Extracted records
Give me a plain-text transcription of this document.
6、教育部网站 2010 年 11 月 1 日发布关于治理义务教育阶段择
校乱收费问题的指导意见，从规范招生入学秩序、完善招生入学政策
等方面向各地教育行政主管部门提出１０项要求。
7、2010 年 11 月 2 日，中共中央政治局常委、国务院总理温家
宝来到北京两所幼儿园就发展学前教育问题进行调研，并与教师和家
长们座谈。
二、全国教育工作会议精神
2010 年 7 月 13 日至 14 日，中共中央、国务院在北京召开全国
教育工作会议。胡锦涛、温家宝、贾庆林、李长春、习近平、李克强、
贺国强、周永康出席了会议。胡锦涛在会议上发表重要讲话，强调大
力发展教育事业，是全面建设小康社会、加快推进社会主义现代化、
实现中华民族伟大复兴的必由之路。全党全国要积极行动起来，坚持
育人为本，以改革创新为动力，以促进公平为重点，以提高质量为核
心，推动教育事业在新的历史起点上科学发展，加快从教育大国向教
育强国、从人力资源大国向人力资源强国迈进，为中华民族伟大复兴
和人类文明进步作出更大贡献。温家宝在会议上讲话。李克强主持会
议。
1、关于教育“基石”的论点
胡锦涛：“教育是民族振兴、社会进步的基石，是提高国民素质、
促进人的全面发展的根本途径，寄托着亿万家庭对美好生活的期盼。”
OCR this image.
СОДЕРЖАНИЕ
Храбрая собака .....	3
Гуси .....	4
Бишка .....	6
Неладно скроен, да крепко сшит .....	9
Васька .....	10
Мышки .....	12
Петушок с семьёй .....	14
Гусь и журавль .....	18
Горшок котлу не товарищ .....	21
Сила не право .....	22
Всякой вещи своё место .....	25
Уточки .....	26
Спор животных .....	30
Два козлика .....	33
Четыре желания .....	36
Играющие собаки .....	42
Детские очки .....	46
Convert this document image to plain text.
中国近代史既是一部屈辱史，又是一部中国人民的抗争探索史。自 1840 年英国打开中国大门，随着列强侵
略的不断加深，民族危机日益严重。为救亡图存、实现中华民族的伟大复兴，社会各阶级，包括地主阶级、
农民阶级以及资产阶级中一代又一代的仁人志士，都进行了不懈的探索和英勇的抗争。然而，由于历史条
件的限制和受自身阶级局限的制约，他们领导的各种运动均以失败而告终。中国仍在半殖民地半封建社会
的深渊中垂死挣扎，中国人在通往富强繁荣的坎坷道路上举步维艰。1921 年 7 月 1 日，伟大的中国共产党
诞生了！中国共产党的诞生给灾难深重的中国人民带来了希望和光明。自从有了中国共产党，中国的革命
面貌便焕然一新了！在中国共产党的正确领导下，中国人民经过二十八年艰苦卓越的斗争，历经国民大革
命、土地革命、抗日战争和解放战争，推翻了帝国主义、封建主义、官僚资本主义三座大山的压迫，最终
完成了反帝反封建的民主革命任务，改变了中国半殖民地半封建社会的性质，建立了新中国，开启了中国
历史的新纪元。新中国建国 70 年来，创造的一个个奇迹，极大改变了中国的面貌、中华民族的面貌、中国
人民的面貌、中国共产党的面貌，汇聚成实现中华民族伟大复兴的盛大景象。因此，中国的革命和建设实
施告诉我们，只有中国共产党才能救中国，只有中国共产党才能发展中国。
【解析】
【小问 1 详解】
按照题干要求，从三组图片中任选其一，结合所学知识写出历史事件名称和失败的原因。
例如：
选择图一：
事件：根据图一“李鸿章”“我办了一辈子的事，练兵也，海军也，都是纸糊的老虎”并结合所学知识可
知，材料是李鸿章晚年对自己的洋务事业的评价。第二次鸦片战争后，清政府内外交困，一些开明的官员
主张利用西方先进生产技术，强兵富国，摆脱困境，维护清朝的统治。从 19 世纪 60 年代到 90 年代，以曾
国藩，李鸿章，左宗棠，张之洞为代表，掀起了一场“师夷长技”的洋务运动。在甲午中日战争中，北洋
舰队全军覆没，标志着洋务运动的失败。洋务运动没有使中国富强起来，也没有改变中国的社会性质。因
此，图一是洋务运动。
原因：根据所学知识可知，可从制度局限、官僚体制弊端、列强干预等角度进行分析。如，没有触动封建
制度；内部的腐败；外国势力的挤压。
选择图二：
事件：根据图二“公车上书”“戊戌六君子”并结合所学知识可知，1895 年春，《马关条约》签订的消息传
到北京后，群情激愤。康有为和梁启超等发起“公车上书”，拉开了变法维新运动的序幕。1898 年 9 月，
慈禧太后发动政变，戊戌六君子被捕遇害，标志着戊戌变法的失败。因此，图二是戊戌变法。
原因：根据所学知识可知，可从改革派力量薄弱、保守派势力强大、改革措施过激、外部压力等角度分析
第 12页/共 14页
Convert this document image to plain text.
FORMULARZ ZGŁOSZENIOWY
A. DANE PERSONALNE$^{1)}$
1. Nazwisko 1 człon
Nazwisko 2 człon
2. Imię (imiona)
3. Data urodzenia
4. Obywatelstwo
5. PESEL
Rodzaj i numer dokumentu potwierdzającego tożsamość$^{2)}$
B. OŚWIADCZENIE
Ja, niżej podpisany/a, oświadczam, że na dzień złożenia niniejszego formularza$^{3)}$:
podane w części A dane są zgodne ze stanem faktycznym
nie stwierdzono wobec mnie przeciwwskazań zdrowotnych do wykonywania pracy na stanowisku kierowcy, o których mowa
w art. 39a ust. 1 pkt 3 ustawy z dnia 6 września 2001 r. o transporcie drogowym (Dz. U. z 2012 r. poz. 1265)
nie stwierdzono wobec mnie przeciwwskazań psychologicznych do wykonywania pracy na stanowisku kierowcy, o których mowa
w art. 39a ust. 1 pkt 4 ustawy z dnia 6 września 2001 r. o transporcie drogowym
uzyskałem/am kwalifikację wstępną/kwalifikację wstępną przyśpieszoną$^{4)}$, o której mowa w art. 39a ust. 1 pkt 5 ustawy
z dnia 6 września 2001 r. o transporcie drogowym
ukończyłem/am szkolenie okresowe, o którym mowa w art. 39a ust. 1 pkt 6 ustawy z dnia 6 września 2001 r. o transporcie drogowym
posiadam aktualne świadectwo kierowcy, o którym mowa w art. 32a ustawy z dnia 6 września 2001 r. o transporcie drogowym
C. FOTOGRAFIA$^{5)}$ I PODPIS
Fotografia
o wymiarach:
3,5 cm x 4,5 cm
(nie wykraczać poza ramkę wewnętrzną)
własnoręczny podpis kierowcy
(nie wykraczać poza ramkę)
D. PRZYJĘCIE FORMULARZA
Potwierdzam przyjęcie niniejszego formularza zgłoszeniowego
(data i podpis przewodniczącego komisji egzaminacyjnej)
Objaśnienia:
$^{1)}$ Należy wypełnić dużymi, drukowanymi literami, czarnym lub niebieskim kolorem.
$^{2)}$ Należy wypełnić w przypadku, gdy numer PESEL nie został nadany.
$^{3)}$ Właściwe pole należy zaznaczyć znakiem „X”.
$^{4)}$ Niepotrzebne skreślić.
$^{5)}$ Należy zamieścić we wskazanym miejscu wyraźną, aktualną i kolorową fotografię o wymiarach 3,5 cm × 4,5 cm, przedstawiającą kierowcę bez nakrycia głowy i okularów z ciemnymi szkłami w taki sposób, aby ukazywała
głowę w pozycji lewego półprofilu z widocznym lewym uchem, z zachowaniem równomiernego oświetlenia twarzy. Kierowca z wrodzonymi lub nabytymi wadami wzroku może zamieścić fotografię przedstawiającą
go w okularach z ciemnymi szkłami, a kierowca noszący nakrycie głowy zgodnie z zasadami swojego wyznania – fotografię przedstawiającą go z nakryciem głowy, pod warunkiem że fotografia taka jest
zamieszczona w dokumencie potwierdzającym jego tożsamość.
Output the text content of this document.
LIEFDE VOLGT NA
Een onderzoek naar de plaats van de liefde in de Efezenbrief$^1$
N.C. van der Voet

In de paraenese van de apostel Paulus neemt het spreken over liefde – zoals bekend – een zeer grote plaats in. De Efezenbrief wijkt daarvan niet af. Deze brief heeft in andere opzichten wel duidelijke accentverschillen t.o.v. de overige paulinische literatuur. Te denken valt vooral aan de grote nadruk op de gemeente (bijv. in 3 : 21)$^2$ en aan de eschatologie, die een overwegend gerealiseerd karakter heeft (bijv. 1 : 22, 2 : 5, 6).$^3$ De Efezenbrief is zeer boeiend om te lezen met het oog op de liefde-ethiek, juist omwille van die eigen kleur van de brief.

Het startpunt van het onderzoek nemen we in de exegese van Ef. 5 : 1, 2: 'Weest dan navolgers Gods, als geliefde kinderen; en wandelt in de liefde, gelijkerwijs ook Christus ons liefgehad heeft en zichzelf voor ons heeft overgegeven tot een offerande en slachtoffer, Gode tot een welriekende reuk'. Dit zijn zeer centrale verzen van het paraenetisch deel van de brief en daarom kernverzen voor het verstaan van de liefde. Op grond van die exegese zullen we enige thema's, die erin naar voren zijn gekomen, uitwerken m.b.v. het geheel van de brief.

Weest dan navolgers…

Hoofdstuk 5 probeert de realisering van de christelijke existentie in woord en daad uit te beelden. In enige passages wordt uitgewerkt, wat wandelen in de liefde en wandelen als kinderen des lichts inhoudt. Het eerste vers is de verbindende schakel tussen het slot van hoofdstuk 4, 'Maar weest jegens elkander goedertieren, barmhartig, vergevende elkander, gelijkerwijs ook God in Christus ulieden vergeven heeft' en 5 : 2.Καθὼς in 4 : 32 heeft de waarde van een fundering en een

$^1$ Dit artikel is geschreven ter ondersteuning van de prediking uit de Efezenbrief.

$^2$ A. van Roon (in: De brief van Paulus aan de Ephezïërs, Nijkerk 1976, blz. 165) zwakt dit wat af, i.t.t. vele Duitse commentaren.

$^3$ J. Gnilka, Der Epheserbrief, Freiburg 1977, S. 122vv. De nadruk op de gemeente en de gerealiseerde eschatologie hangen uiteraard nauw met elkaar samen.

TASK TO COMPLETE:
Looking at the material above, count the lines containing the string "niniejszego" and reply with the count alone.

RESULT FOR THIS TASK:
2